◆ The problem ◆
Look through the material below. Copy every line with the string "touchbar" in it.

=======

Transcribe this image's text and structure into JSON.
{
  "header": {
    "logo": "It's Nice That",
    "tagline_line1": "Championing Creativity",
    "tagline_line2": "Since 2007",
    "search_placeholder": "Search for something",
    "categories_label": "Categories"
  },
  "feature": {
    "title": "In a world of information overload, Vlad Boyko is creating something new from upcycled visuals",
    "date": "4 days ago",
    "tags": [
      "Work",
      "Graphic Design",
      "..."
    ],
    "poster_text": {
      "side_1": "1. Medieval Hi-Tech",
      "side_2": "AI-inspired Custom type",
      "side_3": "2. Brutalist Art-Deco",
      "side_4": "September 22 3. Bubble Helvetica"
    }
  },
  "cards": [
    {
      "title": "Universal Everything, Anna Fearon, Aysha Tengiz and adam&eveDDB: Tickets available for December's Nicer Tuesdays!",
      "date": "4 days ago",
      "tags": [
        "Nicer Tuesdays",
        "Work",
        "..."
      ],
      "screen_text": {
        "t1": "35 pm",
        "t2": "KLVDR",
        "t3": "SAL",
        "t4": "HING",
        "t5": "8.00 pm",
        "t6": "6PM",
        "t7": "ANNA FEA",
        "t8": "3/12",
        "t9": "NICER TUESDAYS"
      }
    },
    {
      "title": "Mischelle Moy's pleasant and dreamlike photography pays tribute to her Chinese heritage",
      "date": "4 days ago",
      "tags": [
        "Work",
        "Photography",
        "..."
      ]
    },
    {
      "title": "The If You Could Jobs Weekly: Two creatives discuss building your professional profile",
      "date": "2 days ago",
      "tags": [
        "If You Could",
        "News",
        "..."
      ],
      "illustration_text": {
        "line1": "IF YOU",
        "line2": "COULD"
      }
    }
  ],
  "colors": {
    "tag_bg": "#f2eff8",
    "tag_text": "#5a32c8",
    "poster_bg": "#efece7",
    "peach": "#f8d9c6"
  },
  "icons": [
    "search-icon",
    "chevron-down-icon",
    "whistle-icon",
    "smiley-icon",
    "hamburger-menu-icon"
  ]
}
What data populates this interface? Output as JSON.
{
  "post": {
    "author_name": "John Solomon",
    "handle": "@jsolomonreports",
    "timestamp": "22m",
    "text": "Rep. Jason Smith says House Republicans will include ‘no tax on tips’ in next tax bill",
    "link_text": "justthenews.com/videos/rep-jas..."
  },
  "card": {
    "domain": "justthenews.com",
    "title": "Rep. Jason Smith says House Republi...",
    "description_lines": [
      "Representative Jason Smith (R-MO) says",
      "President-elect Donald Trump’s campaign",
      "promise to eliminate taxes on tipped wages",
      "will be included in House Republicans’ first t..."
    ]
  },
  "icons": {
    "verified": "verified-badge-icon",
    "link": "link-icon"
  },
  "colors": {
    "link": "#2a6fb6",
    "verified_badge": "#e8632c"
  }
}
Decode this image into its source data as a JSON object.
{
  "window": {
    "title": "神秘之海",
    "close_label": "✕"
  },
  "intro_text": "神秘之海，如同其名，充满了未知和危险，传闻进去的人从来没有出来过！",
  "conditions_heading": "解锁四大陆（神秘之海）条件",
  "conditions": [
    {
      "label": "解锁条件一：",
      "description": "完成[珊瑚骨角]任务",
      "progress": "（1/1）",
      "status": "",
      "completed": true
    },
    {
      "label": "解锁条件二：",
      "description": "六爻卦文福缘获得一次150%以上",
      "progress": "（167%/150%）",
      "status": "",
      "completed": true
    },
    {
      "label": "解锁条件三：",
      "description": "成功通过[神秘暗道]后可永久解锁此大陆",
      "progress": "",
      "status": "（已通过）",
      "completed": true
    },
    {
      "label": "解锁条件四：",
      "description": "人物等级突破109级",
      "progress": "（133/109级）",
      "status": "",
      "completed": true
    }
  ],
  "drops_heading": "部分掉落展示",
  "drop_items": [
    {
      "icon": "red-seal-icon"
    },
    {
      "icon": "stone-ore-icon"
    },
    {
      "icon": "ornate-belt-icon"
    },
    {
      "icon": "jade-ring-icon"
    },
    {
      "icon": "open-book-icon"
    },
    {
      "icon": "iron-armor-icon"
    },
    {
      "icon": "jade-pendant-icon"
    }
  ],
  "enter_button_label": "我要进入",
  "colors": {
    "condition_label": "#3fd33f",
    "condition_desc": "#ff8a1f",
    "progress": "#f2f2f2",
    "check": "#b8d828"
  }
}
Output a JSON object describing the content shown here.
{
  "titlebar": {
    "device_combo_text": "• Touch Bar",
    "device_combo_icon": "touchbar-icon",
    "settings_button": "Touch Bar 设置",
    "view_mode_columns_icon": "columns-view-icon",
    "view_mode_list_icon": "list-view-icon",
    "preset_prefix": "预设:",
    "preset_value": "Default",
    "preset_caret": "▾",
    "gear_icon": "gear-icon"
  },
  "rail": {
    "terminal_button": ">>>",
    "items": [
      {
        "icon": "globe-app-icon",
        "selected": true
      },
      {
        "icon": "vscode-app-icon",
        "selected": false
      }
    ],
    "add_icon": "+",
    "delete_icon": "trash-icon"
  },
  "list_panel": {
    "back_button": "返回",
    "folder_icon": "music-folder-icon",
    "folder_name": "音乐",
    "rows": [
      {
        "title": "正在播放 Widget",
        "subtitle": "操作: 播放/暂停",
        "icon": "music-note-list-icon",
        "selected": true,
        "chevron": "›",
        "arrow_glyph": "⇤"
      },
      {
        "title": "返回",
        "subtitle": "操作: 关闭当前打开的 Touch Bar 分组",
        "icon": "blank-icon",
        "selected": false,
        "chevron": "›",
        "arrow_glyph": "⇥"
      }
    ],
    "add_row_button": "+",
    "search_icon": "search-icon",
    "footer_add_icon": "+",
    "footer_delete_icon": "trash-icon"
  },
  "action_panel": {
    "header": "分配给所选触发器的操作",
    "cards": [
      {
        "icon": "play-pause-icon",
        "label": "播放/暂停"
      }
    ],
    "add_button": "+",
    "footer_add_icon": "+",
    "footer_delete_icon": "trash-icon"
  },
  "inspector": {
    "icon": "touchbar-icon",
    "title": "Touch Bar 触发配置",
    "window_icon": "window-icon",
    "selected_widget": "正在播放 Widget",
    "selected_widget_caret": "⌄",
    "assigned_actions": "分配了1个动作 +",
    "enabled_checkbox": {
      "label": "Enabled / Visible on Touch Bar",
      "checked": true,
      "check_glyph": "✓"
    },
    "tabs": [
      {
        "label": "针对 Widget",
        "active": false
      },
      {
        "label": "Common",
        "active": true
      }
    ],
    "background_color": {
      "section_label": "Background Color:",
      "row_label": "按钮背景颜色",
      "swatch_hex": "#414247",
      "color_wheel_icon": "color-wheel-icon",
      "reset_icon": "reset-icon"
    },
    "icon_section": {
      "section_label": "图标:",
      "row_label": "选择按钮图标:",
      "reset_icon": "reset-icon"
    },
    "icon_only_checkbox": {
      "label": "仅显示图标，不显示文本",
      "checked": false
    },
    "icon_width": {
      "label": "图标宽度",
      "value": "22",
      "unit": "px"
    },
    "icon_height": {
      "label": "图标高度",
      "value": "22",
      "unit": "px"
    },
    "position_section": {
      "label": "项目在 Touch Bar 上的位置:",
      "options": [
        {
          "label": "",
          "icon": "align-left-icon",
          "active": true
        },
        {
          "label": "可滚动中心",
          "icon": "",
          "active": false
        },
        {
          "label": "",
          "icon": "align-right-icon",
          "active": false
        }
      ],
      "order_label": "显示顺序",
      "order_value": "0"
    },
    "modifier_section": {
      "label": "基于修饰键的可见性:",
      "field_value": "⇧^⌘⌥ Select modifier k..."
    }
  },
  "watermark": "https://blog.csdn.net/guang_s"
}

=======

◆ The response ◆
    "device_combo_icon": "touchbar-icon",
    "icon": "touchbar-icon",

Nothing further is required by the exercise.